* Start RECORDS FOR THIS TASK *

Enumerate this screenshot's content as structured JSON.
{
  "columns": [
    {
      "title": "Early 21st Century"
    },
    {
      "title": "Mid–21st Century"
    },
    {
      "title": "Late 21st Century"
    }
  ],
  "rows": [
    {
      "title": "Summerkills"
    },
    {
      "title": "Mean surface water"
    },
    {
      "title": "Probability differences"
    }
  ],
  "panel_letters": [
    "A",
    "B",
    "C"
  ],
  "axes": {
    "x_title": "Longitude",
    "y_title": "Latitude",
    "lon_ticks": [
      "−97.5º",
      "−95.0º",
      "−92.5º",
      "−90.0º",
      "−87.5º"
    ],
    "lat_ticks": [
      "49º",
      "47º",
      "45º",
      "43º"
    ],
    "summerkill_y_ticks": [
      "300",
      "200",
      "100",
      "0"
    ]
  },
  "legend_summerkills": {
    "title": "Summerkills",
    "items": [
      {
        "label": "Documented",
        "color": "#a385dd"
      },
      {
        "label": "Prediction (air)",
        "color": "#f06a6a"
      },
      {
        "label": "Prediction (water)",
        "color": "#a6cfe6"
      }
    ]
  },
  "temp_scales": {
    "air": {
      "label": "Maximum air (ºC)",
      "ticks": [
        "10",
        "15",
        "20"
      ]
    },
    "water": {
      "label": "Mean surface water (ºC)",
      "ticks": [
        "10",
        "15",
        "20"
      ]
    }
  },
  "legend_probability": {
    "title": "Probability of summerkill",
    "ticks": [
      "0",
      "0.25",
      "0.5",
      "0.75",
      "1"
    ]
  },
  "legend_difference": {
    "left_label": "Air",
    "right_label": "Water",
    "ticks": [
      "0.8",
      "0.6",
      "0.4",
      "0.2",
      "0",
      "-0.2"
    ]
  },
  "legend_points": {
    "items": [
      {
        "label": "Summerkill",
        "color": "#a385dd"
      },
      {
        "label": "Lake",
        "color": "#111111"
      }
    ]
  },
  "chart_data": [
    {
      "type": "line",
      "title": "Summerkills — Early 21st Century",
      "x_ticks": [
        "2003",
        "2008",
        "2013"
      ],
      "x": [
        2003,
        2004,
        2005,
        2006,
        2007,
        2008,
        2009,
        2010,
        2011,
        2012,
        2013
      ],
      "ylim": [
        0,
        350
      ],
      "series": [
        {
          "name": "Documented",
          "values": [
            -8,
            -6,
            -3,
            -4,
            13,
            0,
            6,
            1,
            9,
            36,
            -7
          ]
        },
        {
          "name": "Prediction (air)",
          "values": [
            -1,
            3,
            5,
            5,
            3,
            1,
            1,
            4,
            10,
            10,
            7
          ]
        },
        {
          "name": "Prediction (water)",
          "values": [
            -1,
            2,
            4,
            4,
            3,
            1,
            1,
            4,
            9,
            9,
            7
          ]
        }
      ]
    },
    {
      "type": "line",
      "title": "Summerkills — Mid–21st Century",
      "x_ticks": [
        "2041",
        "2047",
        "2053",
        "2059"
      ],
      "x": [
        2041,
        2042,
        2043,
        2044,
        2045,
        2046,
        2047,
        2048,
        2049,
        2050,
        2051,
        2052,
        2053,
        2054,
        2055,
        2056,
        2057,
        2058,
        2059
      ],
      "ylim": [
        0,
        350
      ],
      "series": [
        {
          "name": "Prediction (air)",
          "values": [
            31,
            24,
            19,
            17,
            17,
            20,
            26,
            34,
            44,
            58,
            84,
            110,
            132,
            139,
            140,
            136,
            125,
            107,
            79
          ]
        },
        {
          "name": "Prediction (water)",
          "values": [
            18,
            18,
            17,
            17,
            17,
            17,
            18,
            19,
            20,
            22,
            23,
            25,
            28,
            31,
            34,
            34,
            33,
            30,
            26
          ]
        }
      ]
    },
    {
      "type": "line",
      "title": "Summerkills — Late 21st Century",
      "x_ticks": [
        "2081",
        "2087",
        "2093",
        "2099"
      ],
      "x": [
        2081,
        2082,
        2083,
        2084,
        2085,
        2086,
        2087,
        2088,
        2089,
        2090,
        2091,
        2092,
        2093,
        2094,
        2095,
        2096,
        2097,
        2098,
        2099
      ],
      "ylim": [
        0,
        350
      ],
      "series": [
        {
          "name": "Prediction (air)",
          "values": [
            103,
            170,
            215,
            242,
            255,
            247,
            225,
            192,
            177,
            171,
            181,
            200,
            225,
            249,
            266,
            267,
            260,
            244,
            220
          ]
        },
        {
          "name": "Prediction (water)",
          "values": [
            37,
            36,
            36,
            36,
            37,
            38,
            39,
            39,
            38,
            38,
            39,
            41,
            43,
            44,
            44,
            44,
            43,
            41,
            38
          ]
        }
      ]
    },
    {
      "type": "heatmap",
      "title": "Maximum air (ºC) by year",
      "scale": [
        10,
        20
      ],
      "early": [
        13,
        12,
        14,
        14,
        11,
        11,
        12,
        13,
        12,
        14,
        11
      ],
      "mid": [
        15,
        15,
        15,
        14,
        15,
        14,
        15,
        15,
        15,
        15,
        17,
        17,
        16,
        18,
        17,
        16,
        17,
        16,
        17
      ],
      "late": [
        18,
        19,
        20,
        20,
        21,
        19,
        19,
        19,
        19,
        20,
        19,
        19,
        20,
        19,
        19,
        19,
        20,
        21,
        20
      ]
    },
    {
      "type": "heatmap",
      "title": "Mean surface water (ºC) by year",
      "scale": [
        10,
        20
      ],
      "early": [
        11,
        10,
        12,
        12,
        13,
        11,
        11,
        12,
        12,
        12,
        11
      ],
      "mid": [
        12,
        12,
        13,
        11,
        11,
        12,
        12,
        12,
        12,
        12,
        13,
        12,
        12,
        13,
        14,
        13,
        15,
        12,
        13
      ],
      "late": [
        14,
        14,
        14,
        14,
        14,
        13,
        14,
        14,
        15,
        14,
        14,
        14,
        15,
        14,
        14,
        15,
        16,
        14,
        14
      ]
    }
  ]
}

* End RECORDS FOR THIS TASK *

TO BE DONE: Looking at the records above, say how many lines hold the string "year". Write nothing but the number.

TASK RESPONSE: 2